**Task directions**
Pick out the lines in the listing below that contain the word "воды" and copy them.

**Records for processing**
---------------

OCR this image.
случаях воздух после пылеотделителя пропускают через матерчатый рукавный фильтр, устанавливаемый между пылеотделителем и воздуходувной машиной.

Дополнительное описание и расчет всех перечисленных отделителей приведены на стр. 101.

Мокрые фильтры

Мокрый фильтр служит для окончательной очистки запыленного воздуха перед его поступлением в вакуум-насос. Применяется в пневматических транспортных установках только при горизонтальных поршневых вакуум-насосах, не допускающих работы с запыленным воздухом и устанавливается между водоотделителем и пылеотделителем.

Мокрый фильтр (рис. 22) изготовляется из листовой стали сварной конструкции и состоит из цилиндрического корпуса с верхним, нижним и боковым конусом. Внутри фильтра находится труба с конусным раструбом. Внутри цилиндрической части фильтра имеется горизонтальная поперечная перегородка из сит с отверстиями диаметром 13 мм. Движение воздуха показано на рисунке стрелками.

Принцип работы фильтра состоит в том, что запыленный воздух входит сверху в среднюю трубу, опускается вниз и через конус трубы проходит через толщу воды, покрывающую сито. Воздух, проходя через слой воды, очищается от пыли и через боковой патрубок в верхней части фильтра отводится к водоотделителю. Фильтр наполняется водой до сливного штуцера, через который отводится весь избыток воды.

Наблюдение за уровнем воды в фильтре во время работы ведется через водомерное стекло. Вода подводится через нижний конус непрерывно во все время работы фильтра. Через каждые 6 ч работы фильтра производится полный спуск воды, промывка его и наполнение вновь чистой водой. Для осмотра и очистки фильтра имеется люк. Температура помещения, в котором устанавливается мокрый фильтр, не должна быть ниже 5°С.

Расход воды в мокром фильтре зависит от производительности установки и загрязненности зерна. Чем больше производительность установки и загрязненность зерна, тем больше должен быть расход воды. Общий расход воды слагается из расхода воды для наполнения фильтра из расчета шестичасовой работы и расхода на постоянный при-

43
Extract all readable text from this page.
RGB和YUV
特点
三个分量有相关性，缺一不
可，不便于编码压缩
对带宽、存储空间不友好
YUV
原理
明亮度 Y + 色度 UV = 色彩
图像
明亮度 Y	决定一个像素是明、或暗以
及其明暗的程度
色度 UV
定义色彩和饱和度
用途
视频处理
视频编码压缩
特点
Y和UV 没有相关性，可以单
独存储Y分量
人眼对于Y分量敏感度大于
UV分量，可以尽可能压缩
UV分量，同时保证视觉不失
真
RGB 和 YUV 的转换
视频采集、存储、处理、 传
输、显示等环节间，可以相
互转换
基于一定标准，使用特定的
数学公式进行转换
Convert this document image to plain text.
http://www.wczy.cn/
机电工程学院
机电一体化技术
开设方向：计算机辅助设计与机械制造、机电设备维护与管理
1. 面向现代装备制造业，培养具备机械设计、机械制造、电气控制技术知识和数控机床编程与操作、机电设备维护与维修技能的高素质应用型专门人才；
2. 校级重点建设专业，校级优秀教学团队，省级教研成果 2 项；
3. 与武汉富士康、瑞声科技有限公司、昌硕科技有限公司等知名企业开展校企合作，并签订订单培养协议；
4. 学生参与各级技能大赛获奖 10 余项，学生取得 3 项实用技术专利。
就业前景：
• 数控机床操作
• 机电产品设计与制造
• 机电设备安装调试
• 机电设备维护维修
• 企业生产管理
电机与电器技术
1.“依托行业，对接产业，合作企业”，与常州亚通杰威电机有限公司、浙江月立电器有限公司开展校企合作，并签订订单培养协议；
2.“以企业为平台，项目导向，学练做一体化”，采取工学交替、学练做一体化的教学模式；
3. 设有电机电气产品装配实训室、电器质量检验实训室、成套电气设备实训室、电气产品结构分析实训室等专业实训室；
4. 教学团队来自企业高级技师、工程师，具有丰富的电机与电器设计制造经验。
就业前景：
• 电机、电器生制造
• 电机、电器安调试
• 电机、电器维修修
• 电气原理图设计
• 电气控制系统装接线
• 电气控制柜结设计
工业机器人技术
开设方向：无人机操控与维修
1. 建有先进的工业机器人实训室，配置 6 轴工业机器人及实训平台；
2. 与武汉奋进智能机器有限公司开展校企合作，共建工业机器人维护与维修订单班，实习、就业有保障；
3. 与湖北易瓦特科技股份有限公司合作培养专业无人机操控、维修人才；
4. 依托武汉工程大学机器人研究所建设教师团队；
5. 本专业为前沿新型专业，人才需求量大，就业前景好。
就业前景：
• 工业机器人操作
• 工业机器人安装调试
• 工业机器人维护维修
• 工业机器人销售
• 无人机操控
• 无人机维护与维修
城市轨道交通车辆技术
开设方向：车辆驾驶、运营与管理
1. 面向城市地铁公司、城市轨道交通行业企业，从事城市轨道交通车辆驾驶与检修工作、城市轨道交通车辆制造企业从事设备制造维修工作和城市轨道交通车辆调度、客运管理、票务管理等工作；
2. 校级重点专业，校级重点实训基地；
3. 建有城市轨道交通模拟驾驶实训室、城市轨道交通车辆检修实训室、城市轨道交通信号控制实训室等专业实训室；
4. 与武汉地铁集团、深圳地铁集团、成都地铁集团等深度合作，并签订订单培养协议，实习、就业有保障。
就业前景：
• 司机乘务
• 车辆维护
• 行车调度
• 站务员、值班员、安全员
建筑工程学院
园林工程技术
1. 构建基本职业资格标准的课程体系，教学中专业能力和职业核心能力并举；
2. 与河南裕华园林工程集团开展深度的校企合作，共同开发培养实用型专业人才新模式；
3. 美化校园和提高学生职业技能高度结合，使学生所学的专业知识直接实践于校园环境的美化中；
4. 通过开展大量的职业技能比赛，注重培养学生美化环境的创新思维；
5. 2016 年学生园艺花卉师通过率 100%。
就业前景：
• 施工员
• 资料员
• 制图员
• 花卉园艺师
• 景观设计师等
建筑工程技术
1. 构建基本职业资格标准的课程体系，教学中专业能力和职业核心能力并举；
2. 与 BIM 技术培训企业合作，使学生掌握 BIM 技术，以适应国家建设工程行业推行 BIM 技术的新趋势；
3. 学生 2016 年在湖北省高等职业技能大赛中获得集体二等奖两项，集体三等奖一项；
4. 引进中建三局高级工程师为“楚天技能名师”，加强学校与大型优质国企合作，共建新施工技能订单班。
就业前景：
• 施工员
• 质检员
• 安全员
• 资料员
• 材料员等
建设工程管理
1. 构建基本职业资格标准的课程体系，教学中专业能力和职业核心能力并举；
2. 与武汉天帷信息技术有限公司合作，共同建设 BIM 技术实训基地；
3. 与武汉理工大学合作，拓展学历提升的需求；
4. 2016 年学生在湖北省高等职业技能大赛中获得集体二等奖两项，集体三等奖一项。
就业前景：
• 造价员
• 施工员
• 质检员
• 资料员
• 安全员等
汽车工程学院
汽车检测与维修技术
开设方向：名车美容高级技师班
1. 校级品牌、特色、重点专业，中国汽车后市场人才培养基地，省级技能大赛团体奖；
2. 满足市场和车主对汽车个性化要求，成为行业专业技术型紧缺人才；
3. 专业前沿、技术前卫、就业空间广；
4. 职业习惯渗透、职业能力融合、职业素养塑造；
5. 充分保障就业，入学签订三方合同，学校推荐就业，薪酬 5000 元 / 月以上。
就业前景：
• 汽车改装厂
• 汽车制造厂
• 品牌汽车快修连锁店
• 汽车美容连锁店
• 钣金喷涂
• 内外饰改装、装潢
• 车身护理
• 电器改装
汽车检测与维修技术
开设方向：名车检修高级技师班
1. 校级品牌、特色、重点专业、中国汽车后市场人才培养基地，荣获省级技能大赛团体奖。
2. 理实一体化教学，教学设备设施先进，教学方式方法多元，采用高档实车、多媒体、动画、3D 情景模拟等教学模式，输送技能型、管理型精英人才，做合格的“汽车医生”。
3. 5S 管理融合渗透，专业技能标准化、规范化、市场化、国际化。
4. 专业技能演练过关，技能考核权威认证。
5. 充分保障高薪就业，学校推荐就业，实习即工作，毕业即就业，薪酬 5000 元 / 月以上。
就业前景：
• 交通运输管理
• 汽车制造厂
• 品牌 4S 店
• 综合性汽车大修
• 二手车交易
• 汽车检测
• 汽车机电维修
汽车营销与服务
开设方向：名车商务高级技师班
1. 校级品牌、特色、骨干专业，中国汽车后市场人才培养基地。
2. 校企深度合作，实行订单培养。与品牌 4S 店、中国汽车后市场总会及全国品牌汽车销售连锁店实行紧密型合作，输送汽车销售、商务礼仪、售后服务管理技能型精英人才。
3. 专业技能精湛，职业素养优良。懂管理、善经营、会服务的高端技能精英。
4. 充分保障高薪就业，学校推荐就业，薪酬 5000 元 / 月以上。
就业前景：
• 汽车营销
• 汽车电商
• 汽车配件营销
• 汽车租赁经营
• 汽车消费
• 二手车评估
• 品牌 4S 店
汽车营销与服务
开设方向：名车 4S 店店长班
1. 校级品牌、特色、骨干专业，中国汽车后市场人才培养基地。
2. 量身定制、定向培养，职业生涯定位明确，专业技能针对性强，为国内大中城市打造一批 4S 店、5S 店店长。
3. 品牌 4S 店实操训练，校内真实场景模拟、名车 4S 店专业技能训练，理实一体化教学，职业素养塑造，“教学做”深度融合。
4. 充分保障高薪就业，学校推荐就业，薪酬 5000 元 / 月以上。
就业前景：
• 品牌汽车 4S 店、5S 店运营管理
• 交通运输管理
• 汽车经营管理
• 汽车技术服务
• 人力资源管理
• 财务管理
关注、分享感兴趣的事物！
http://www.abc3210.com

---------------

**Written answer**
Принцип работы фильтра состоит в том, что запыленный воздух входит сверху в среднюю трубу, опускается вниз и через конус трубы проходит через толщу воды, покрывающую сито. Воздух, проходя через слой воды, очищается от пыли и через боковой патрубок в верхней части фильтра отводится к водоотделителю. Фильтр наполняется водой до сливного штуцера, через который отводится весь избыток воды.
Наблюдение за уровнем воды в фильтре во время работы ведется через водомерное стекло. Вода подводится через нижний конус непрерывно во все время работы фильтра. Через каждые 6 ч работы фильтра производится полный спуск воды, промывка его и наполнение вновь чистой водой. Для осмотра и очистки фильтра имеется люк. Температура помещения, в котором устанавливается мокрый фильтр, не должна быть ниже 5°С.
Расход воды в мокром фильтре зависит от производительности установки и загрязненности зерна. Чем больше производительность установки и загрязненность зерна, тем больше должен быть расход воды. Общий расход воды слагается из расхода воды для наполнения фильтра из расчета шестичасовой работы и расхода на постоянный при-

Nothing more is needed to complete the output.